Problem requirements :: Scan the entries below. List each line with "jpeg".

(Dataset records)

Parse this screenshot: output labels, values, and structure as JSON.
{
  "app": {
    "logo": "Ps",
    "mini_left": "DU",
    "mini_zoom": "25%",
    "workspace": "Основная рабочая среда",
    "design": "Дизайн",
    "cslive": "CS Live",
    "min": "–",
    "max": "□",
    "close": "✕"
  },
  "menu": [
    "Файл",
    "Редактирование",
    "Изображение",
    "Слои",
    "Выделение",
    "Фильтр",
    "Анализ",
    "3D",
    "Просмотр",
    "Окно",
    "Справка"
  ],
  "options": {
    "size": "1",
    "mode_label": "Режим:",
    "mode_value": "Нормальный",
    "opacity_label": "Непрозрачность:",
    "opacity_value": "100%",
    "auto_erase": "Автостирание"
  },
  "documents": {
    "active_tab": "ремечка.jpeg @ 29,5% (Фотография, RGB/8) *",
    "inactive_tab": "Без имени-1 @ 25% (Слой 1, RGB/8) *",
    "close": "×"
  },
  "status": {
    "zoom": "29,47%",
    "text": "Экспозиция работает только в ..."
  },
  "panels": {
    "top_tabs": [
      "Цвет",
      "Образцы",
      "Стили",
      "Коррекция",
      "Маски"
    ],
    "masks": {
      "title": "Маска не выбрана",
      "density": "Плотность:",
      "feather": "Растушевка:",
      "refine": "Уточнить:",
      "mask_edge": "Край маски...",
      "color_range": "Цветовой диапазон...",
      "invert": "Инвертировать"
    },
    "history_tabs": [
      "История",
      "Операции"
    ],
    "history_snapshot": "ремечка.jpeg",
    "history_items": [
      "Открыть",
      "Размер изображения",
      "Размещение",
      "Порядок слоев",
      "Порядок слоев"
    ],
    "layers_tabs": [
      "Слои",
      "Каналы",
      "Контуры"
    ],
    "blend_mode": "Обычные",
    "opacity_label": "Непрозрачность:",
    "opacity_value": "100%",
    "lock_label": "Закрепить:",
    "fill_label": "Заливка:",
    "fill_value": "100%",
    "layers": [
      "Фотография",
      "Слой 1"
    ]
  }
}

Complete response ::
    "active_tab": "ремечка.jpeg @ 29,5% (Фотография, RGB/8) *",
    "history_snapshot": "ремечка.jpeg",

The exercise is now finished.